→ What the task requires: Count the lines in the records below that contain the word "古今大和絵浮世絵始系", and give only that number.

→ Data to use:
━━━━━━━━━━

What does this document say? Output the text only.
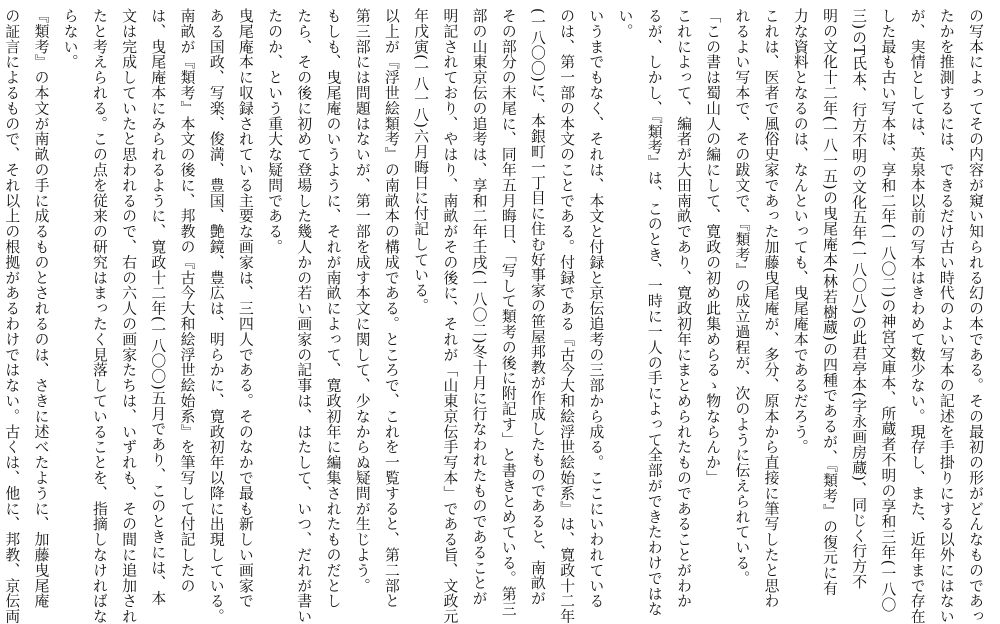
の写本によってその内容が窺い知られる幻の本である。その最初の形がどんなものであっ
たかを推測するには、できるだけ古い時代のよい写本の記述を手掛りにする以外にはない
が、実情としては、英泉本以前の写本はきわめて数少ない。現存し、また、近年まで存在
した最も古い写本は、享和二年(一八〇二)の神宮文庫本、所蔵者不明の享和三年(一八〇
三)のT氏本、行方不明の文化五年(一八〇八)の此君亭本(字永画房蔵)、同じく行方不
明の文化十二年(一八一五)の曳尾庵本(林若樹蔵)の四種であるが、『類考』の復元に有
力な資料となるのは、なんといっても、曳尾庵本であるだろう。
これは、医者で風俗史家であった加藤曳尾庵が、多分、原本から直接に筆写したと思わ
れるよい写本で、その跋文で、『類考』の成立過程が、次のように伝えられている。
「この書は蜀山人の編にして、寛政の初め此集めらるゝ物ならんか」
これによって、編者が大田南畝であり、寛政初年にまとめられたものであることがわか
るが、しかし、『類考』は、このとき、一時に一人の手によって全部ができたわけではな
い。
いうまでもなく、それは、本文と付録と京伝追考の三部から成る。ここにいわれている
のは、第一部の本文のことである。付録である『古今大和絵浮世絵始系』は、寛政十二年
(一八〇〇)に、本銀町一丁目に住む好事家の笹屋邦教が作成したものであると、南畝が
その部分の末尾に、同年五月晦日、「写して類考の後に附記す」と書きとめている。第三
部の山東京伝の追考は、享和二年壬戌(一八〇二)冬十月に行なわれたものであることが
明記されており、やはり、南畝がその後に、それが「山東京伝手写本」である旨、文政元
年戊寅(一八一八)六月晦日に付記している。
以上が『浮世絵類考』の南畝本の構成である。ところで、これを一覧すると、第二部と
第三部には問題はないが、第一部を成す本文に関して、少なからぬ疑問が生じよう。
もしも、曳尾庵のいうように、それが南畝によって、寛政初年に編集されたものだとし
たら、その後に初めて登場した幾人かの若い画家の記事は、はたして、いつ、だれが書い
たのか、という重大な疑問である。
曳尾庵本に収録されている主要な画家は、三四人である。そのなかで最も新しい画家で
ある国政、写楽、俊満、豊国、艶鏡、豊広は、明らかに、寛政初年以降に出現している。
南畝が『類考』本文の後に、邦教の『古今大和絵浮世絵始系』を筆写して付記したの
は、曳尾庵本にみられるように、寛政十二年(一八〇〇)五月であり、このときには、本
文は完成していたと思われるので、右の六人の画家たちは、いずれも、その間に追加され
たと考えられる。この点を従来の研究はまったく見落していることを、指摘しなければな
らない。
『類考』の本文が南畝の手に成るものとされるのは、さきに述べたように、加藤曳尾庵
の証言によるもので、それ以上の根拠があるわけではない。古くは、他に、邦教、京伝両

━━━━━━━━━━

→ Answer: 2